▽

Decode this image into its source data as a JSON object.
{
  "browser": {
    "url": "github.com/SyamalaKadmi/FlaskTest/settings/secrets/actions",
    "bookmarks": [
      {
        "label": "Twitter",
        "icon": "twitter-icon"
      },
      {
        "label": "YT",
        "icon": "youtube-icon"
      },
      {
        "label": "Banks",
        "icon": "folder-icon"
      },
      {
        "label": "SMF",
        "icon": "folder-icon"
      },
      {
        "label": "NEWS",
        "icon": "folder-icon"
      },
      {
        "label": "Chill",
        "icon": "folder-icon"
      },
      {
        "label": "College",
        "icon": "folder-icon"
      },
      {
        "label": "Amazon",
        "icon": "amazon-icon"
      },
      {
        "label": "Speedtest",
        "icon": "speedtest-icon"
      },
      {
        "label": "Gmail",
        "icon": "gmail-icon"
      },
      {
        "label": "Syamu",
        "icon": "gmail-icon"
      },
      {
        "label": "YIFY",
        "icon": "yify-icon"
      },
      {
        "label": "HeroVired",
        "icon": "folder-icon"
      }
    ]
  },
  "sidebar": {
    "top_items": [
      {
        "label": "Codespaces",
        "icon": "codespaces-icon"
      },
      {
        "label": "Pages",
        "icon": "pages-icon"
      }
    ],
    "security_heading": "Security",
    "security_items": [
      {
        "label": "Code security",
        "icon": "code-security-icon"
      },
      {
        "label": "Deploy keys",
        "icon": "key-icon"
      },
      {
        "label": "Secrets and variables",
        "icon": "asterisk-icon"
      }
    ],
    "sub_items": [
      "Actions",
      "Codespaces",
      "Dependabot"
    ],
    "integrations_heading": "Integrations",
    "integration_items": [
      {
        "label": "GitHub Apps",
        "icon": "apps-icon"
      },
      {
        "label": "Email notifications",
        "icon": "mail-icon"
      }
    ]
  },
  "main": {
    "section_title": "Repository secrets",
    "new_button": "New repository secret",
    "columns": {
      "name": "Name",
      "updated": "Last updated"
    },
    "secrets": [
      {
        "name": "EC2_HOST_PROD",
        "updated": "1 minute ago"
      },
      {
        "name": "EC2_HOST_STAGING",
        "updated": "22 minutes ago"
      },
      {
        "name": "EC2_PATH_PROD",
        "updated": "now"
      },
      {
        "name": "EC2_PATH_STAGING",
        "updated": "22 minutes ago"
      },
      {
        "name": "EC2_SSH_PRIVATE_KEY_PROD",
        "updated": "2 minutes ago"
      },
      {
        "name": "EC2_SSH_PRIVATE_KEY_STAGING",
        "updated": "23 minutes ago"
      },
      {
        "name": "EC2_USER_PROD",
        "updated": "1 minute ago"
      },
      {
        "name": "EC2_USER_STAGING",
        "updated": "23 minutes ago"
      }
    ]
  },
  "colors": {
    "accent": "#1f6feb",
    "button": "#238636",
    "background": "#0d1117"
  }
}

△
▽

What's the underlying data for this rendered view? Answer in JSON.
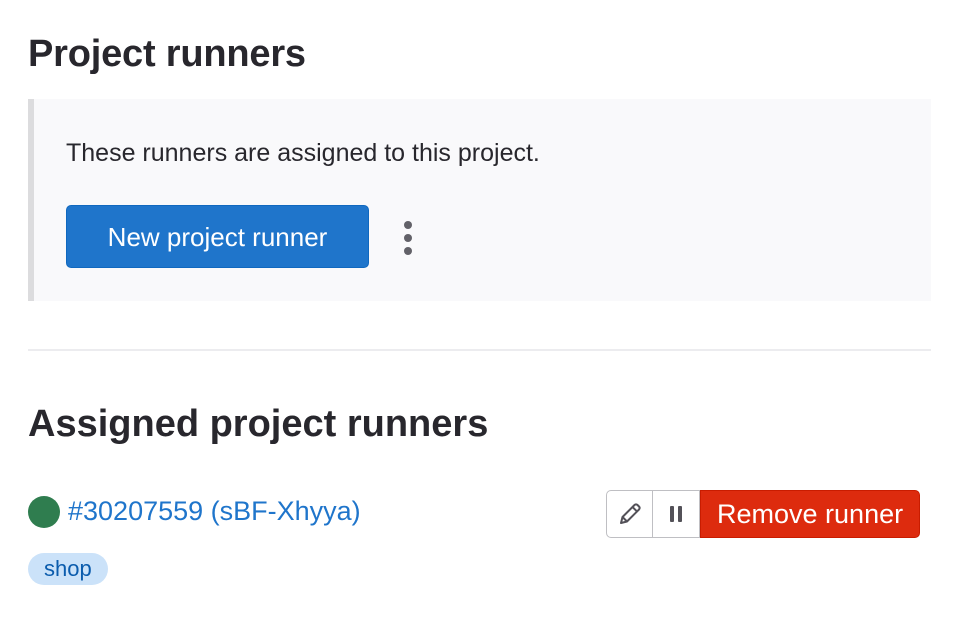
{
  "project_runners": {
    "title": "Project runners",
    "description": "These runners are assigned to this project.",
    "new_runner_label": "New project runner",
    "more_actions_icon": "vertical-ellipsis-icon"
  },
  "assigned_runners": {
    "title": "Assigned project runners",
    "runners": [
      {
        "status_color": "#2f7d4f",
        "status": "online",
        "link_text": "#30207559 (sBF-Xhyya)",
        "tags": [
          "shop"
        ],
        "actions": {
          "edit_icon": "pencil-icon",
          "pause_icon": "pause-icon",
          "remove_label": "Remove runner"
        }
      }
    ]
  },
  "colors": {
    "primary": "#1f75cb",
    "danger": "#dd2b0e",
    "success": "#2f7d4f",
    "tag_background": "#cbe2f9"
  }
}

△

** REQUIRED TASK **
Select and copy every line of the material that holds the string "name".

** FINAL ANSWER **
      "name": "Name",
        "name": "EC2_HOST_PROD",
        "name": "EC2_HOST_STAGING",
        "name": "EC2_PATH_PROD",
        "name": "EC2_PATH_STAGING",
        "name": "EC2_SSH_PRIVATE_KEY_PROD",
        "name": "EC2_SSH_PRIVATE_KEY_STAGING",
        "name": "EC2_USER_PROD",
        "name": "EC2_USER_STAGING",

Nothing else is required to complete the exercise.